**Required task:**
Copy each line of the entries beneath that contains the word "JSON".

[Stored data]
───
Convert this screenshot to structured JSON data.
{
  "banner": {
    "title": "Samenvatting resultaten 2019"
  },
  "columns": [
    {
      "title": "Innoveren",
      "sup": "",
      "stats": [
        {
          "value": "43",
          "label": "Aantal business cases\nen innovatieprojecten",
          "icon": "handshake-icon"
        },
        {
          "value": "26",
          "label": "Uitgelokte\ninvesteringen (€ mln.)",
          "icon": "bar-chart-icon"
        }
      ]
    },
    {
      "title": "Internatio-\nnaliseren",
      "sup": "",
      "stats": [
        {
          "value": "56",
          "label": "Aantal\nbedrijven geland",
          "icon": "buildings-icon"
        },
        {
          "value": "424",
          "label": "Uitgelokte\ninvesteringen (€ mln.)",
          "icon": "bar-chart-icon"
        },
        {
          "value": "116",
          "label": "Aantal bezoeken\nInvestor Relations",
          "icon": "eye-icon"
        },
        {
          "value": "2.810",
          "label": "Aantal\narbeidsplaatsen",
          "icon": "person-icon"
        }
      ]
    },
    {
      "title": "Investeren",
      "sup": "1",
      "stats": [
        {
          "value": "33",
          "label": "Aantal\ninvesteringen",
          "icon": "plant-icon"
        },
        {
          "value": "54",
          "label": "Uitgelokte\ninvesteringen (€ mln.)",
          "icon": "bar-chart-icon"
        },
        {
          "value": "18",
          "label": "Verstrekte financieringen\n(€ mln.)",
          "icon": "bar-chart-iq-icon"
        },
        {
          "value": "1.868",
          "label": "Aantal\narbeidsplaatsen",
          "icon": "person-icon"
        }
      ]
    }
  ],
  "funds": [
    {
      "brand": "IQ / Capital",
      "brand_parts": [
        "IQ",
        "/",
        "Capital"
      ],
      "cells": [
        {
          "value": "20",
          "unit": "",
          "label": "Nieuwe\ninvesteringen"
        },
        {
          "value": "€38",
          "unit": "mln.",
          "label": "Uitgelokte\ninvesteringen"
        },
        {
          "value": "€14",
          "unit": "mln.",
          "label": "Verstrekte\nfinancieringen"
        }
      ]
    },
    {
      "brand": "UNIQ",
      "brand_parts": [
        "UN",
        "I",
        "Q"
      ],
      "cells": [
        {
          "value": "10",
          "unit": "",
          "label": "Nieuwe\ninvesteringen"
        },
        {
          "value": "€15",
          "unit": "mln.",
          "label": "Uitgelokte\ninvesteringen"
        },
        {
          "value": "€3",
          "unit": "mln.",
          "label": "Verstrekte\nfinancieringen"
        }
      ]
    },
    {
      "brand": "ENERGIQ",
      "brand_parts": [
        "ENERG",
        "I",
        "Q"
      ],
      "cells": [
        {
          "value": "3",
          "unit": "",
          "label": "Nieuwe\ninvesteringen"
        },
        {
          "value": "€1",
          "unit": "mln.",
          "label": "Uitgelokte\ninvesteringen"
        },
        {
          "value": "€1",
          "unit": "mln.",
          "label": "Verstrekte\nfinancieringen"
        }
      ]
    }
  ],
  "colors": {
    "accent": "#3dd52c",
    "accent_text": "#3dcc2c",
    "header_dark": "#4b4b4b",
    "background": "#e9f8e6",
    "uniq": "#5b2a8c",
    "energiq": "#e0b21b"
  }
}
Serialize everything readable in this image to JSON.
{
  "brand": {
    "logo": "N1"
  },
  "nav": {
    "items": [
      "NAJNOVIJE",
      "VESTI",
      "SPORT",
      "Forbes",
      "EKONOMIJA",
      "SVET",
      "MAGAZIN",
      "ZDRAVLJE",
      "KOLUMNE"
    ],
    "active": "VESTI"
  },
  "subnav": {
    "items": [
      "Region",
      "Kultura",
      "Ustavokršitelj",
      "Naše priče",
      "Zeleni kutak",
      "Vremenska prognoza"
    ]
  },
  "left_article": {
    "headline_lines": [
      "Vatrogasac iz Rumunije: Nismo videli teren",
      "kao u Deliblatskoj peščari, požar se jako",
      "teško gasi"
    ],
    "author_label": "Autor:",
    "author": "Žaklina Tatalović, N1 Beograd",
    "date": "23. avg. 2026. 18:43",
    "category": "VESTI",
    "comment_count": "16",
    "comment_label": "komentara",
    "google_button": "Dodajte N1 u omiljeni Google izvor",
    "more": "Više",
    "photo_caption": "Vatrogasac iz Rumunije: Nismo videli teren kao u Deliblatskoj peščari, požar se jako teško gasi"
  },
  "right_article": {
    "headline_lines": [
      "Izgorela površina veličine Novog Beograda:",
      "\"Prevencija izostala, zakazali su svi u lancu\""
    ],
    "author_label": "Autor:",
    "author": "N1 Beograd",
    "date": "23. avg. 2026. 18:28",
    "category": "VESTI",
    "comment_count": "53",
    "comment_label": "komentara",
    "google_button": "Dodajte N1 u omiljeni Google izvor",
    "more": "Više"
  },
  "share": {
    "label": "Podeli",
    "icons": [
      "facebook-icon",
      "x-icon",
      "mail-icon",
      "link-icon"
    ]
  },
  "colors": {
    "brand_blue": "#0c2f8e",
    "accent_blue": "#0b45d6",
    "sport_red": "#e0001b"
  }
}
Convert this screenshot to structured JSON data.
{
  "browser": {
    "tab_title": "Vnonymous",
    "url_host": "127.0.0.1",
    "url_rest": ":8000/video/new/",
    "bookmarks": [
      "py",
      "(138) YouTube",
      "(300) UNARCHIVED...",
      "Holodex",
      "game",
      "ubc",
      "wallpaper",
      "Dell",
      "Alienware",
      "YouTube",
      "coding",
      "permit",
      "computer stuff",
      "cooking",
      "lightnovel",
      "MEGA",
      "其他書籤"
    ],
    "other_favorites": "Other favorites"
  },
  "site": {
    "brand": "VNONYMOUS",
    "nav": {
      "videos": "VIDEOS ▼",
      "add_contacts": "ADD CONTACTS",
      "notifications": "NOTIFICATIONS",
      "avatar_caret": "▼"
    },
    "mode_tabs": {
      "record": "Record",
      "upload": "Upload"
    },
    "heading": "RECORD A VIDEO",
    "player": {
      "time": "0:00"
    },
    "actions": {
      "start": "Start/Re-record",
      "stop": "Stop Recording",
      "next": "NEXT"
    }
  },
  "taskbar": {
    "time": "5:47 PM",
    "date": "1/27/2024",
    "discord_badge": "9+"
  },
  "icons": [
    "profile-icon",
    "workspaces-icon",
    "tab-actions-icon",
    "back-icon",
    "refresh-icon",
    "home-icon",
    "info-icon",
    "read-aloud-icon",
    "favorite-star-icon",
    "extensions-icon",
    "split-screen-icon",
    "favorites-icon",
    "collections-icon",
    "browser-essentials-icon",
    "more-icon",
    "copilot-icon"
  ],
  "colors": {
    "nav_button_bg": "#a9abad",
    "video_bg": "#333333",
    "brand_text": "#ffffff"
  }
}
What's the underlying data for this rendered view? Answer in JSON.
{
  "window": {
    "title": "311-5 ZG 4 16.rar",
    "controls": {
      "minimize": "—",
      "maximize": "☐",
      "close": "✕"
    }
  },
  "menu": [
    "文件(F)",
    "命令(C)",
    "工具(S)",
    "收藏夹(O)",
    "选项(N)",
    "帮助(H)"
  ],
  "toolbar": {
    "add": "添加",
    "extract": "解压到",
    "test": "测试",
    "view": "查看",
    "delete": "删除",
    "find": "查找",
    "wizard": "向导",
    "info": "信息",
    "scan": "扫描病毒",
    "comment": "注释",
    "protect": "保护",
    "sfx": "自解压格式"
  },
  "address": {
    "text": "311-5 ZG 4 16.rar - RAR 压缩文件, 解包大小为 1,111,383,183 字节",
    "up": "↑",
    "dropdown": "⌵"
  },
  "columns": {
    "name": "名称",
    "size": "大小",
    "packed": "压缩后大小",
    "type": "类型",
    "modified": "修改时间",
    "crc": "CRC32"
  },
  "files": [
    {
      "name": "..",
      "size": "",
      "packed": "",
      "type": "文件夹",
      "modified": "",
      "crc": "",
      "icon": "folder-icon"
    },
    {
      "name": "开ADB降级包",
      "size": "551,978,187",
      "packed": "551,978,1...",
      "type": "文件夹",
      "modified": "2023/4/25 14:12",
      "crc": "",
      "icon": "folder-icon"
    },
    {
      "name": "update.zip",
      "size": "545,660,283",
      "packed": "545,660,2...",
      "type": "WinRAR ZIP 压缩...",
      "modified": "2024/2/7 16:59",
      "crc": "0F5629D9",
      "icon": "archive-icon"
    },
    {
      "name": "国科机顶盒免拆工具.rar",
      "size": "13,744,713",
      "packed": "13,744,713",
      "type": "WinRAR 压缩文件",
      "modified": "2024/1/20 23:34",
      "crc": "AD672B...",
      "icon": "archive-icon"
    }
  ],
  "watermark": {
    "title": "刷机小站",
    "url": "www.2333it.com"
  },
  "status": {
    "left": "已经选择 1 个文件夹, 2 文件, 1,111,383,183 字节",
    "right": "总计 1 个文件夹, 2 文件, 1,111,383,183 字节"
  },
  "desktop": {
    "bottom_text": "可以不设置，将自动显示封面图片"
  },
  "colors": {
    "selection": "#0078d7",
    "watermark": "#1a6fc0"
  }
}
───
**Complete response:**
Convert this screenshot to structured JSON data.
Serialize everything readable in this image to JSON.
Convert this screenshot to structured JSON data.
What's the underlying data for this rendered view? Answer in JSON.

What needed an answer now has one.